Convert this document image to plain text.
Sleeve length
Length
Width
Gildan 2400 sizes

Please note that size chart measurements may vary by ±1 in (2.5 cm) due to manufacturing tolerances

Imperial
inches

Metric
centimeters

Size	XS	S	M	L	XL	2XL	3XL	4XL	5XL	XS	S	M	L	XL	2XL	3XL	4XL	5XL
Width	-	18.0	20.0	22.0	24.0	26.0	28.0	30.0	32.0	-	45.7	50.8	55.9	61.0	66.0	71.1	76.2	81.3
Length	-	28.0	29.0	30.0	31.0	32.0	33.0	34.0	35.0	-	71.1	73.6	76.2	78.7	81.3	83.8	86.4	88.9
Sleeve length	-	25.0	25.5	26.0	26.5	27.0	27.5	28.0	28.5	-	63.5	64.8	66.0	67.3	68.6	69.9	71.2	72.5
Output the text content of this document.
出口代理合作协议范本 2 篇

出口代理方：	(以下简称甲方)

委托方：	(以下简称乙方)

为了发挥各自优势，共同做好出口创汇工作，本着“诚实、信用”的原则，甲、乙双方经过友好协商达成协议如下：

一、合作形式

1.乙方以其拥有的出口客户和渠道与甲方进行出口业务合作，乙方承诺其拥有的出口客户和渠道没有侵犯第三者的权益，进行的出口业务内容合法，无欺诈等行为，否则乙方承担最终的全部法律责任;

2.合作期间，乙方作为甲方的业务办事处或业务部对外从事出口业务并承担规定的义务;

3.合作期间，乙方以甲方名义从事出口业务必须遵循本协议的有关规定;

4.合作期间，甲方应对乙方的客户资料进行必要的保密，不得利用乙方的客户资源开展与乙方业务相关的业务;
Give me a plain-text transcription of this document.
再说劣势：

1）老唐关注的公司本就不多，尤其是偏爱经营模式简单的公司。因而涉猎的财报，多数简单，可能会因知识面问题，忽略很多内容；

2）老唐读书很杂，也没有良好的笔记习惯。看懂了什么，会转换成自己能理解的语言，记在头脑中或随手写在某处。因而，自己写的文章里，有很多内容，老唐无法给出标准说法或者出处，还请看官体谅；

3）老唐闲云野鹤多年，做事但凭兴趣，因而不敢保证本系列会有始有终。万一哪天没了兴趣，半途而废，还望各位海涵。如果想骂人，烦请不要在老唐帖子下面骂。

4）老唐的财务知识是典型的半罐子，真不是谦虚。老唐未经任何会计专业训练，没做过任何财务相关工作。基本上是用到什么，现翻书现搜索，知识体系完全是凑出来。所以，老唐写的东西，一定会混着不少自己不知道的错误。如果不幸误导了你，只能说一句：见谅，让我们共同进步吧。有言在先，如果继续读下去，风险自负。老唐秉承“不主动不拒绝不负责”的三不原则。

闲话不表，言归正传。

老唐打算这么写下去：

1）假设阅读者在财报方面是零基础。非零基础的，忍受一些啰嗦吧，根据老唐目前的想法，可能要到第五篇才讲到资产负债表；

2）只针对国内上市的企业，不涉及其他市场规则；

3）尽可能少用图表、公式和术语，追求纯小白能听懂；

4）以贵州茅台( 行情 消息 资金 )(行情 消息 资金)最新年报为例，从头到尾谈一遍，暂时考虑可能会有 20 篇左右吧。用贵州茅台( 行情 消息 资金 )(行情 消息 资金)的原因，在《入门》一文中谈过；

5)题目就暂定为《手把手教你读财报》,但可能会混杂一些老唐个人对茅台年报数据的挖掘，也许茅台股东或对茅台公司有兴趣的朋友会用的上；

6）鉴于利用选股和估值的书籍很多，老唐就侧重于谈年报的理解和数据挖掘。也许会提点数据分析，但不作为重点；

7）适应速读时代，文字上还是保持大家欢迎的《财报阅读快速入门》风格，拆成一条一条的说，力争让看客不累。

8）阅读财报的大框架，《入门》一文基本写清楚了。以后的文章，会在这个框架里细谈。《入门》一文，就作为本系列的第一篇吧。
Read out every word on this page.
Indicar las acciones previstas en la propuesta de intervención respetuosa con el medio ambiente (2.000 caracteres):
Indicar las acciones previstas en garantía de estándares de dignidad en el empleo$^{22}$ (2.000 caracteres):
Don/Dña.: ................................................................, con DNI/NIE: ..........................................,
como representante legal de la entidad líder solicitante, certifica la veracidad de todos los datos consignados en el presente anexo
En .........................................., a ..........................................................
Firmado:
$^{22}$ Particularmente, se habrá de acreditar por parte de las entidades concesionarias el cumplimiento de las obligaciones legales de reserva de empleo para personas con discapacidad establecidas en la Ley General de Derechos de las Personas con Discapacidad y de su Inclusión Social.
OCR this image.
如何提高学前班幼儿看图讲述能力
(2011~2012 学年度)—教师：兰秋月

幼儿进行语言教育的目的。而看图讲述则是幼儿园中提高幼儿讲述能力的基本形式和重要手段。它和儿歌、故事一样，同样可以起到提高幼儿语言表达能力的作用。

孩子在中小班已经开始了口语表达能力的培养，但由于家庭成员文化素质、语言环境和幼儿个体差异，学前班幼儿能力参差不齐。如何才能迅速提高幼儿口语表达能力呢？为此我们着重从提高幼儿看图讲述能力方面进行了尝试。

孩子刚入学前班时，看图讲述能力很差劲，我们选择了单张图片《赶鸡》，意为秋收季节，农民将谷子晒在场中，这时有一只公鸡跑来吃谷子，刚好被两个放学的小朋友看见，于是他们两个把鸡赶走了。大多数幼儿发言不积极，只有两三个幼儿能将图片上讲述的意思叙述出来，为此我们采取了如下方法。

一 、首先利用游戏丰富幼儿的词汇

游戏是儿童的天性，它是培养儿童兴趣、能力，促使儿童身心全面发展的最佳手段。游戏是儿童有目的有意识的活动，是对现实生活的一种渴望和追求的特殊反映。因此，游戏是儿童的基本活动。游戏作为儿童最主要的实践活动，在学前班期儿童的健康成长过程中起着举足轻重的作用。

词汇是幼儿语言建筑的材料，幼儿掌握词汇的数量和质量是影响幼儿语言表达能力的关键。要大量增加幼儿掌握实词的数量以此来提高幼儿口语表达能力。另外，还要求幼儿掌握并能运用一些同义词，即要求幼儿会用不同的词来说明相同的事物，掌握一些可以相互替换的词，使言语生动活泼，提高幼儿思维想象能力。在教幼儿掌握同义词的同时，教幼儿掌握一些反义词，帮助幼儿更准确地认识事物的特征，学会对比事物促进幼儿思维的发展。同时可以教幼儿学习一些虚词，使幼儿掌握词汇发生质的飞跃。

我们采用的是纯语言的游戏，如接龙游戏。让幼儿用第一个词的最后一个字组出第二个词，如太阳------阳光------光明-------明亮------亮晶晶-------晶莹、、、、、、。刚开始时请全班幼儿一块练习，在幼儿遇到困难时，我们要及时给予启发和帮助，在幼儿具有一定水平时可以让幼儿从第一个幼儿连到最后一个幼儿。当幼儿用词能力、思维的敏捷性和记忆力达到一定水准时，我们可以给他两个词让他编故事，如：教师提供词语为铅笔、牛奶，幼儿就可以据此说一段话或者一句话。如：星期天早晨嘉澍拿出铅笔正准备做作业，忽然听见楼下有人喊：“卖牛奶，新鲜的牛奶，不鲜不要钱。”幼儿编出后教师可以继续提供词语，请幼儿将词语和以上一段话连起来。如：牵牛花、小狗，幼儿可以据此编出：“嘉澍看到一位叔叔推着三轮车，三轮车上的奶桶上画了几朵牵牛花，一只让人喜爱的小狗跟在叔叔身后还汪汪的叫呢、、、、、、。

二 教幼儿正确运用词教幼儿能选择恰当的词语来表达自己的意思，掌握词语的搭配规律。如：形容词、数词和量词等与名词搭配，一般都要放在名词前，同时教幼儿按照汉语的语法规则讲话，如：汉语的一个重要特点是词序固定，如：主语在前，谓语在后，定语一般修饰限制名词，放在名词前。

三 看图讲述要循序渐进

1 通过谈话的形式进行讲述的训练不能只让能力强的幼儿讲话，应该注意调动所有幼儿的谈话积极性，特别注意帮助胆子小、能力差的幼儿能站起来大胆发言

# # # #

◆ **What is required**
In the listing above, find the line with "OCR this image." and set down that line and all after it exactly, through the final line.

◆ **Task answer**
OCR this image.
如何提高学前班幼儿看图讲述能力
(2011~2012 学年度)—教师：兰秋月

幼儿进行语言教育的目的。而看图讲述则是幼儿园中提高幼儿讲述能力的基本形式和重要手段。它和儿歌、故事一样，同样可以起到提高幼儿语言表达能力的作用。

孩子在中小班已经开始了口语表达能力的培养，但由于家庭成员文化素质、语言环境和幼儿个体差异，学前班幼儿能力参差不齐。如何才能迅速提高幼儿口语表达能力呢？为此我们着重从提高幼儿看图讲述能力方面进行了尝试。

孩子刚入学前班时，看图讲述能力很差劲，我们选择了单张图片《赶鸡》，意为秋收季节，农民将谷子晒在场中，这时有一只公鸡跑来吃谷子，刚好被两个放学的小朋友看见，于是他们两个把鸡赶走了。大多数幼儿发言不积极，只有两三个幼儿能将图片上讲述的意思叙述出来，为此我们采取了如下方法。

一 、首先利用游戏丰富幼儿的词汇

游戏是儿童的天性，它是培养儿童兴趣、能力，促使儿童身心全面发展的最佳手段。游戏是儿童有目的有意识的活动，是对现实生活的一种渴望和追求的特殊反映。因此，游戏是儿童的基本活动。游戏作为儿童最主要的实践活动，在学前班期儿童的健康成长过程中起着举足轻重的作用。

词汇是幼儿语言建筑的材料，幼儿掌握词汇的数量和质量是影响幼儿语言表达能力的关键。要大量增加幼儿掌握实词的数量以此来提高幼儿口语表达能力。另外，还要求幼儿掌握并能运用一些同义词，即要求幼儿会用不同的词来说明相同的事物，掌握一些可以相互替换的词，使言语生动活泼，提高幼儿思维想象能力。在教幼儿掌握同义词的同时，教幼儿掌握一些反义词，帮助幼儿更准确地认识事物的特征，学会对比事物促进幼儿思维的发展。同时可以教幼儿学习一些虚词，使幼儿掌握词汇发生质的飞跃。

我们采用的是纯语言的游戏，如接龙游戏。让幼儿用第一个词的最后一个字组出第二个词，如太阳------阳光------光明-------明亮------亮晶晶-------晶莹、、、、、、。刚开始时请全班幼儿一块练习，在幼儿遇到困难时，我们要及时给予启发和帮助，在幼儿具有一定水平时可以让幼儿从第一个幼儿连到最后一个幼儿。当幼儿用词能力、思维的敏捷性和记忆力达到一定水准时，我们可以给他两个词让他编故事，如：教师提供词语为铅笔、牛奶，幼儿就可以据此说一段话或者一句话。如：星期天早晨嘉澍拿出铅笔正准备做作业，忽然听见楼下有人喊：“卖牛奶，新鲜的牛奶，不鲜不要钱。”幼儿编出后教师可以继续提供词语，请幼儿将词语和以上一段话连起来。如：牵牛花、小狗，幼儿可以据此编出：“嘉澍看到一位叔叔推着三轮车，三轮车上的奶桶上画了几朵牵牛花，一只让人喜爱的小狗跟在叔叔身后还汪汪的叫呢、、、、、、。

二 教幼儿正确运用词教幼儿能选择恰当的词语来表达自己的意思，掌握词语的搭配规律。如：形容词、数词和量词等与名词搭配，一般都要放在名词前，同时教幼儿按照汉语的语法规则讲话，如：汉语的一个重要特点是词序固定，如：主语在前，谓语在后，定语一般修饰限制名词，放在名词前。

三 看图讲述要循序渐进

1 通过谈话的形式进行讲述的训练不能只让能力强的幼儿讲话，应该注意调动所有幼儿的谈话积极性，特别注意帮助胆子小、能力差的幼儿能站起来大胆发言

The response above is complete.